Problem statement.
Copy all lines below exactly as written. Leave pictures out.

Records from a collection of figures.

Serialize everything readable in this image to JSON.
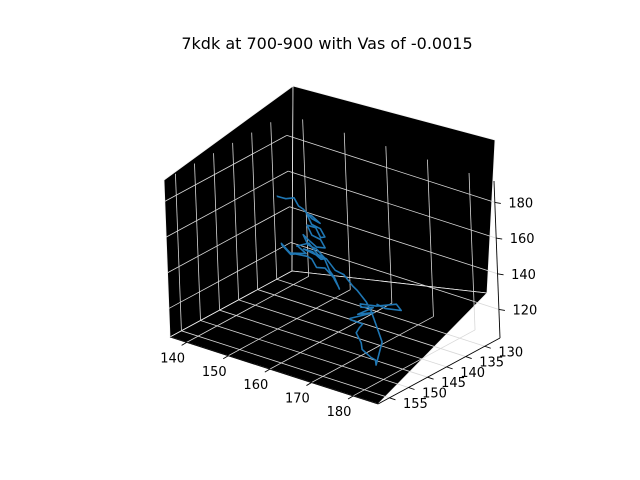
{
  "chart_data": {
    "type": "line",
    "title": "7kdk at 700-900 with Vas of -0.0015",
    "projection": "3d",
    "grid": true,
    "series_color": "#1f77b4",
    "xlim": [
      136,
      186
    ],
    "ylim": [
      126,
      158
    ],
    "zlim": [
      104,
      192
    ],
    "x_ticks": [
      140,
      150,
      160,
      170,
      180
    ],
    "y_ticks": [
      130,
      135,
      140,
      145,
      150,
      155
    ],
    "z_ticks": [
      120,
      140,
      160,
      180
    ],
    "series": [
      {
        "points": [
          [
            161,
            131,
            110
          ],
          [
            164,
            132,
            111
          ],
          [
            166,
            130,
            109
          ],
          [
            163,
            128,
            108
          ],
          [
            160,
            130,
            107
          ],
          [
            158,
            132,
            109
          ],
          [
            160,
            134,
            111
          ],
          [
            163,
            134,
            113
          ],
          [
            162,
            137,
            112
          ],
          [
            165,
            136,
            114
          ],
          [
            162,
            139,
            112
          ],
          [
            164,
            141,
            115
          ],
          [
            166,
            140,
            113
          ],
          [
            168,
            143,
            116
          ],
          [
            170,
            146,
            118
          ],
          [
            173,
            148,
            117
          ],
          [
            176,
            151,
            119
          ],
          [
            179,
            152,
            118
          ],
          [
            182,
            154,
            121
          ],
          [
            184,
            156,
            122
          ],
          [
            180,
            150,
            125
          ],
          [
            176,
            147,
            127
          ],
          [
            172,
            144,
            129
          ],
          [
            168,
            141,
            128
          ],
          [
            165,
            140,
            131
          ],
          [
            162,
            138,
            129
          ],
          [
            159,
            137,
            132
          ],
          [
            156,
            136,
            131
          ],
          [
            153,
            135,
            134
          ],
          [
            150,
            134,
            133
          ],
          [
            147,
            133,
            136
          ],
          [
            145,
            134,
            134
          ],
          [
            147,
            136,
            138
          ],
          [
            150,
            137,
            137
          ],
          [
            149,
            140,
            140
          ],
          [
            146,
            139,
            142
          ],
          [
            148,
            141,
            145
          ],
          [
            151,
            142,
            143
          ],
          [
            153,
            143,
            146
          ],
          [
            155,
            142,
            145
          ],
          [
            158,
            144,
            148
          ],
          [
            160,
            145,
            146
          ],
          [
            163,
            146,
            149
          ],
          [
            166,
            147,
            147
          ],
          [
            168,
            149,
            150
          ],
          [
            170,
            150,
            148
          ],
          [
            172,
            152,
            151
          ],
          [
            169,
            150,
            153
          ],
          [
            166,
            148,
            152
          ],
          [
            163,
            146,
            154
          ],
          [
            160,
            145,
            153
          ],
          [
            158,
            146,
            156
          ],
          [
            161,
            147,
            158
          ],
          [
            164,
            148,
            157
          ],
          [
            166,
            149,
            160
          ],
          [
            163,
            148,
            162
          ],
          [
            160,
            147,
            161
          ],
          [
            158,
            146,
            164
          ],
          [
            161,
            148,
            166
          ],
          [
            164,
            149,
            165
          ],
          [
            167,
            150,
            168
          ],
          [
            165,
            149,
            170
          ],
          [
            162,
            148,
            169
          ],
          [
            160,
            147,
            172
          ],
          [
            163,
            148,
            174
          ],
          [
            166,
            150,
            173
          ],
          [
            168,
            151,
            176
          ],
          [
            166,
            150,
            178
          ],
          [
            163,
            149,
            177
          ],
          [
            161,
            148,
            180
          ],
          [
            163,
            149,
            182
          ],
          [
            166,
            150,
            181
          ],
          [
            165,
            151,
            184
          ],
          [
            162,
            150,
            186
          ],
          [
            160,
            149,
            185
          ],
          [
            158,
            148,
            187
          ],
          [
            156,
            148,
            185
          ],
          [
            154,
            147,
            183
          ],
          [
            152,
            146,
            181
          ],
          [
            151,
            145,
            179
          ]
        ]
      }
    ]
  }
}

Solution to the exercise.
Serialize everything readable in this image to JSON.
{
  "chart_data": {
    "type": "line",
    "title": "7kdk at 700-900 with Vas of -0.0015",
    "projection": "3d",
    "grid": true,
    "series_color": "#1f77b4",
    "xlim": [
      136,
      186
    ],
    "ylim": [
      126,
      158
    ],
    "zlim": [
      104,
      192
    ],
    "x_ticks": [
      140,
      150,
      160,
      170,
      180
    ],
    "y_ticks": [
      130,
      135,
      140,
      145,
      150,
      155
    ],
    "z_ticks": [
      120,
      140,
      160,
      180
    ],
    "series": [
      {
        "points": [
          [
            161,
            131,
            110
          ],
          [
            164,
            132,
            111
          ],
          [
            166,
            130,
            109
          ],
          [
            163,
            128,
            108
          ],
          [
            160,
            130,
            107
          ],
          [
            158,
            132,
            109
          ],
          [
            160,
            134,
            111
          ],
          [
            163,
            134,
            113
          ],
          [
            162,
            137,
            112
          ],
          [
            165,
            136,
            114
          ],
          [
            162,
            139,
            112
          ],
          [
            164,
            141,
            115
          ],
          [
            166,
            140,
            113
          ],
          [
            168,
            143,
            116
          ],
          [
            170,
            146,
            118
          ],
          [
            173,
            148,
            117
          ],
          [
            176,
            151,
            119
          ],
          [
            179,
            152,
            118
          ],
          [
            182,
            154,
            121
          ],
          [
            184,
            156,
            122
          ],
          [
            180,
            150,
            125
          ],
          [
            176,
            147,
            127
          ],
          [
            172,
            144,
            129
          ],
          [
            168,
            141,
            128
          ],
          [
            165,
            140,
            131
          ],
          [
            162,
            138,
            129
          ],
          [
            159,
            137,
            132
          ],
          [
            156,
            136,
            131
          ],
          [
            153,
            135,
            134
          ],
          [
            150,
            134,
            133
          ],
          [
            147,
            133,
            136
          ],
          [
            145,
            134,
            134
          ],
          [
            147,
            136,
            138
          ],
          [
            150,
            137,
            137
          ],
          [
            149,
            140,
            140
          ],
          [
            146,
            139,
            142
          ],
          [
            148,
            141,
            145
          ],
          [
            151,
            142,
            143
          ],
          [
            153,
            143,
            146
          ],
          [
            155,
            142,
            145
          ],
          [
            158,
            144,
            148
          ],
          [
            160,
            145,
            146
          ],
          [
            163,
            146,
            149
          ],
          [
            166,
            147,
            147
          ],
          [
            168,
            149,
            150
          ],
          [
            170,
            150,
            148
          ],
          [
            172,
            152,
            151
          ],
          [
            169,
            150,
            153
          ],
          [
            166,
            148,
            152
          ],
          [
            163,
            146,
            154
          ],
          [
            160,
            145,
            153
          ],
          [
            158,
            146,
            156
          ],
          [
            161,
            147,
            158
          ],
          [
            164,
            148,
            157
          ],
          [
            166,
            149,
            160
          ],
          [
            163,
            148,
            162
          ],
          [
            160,
            147,
            161
          ],
          [
            158,
            146,
            164
          ],
          [
            161,
            148,
            166
          ],
          [
            164,
            149,
            165
          ],
          [
            167,
            150,
            168
          ],
          [
            165,
            149,
            170
          ],
          [
            162,
            148,
            169
          ],
          [
            160,
            147,
            172
          ],
          [
            163,
            148,
            174
          ],
          [
            166,
            150,
            173
          ],
          [
            168,
            151,
            176
          ],
          [
            166,
            150,
            178
          ],
          [
            163,
            149,
            177
          ],
          [
            161,
            148,
            180
          ],
          [
            163,
            149,
            182
          ],
          [
            166,
            150,
            181
          ],
          [
            165,
            151,
            184
          ],
          [
            162,
            150,
            186
          ],
          [
            160,
            149,
            185
          ],
          [
            158,
            148,
            187
          ],
          [
            156,
            148,
            185
          ],
          [
            154,
            147,
            183
          ],
          [
            152,
            146,
            181
          ],
          [
            151,
            145,
            179
          ]
        ]
      }
    ]
  }
}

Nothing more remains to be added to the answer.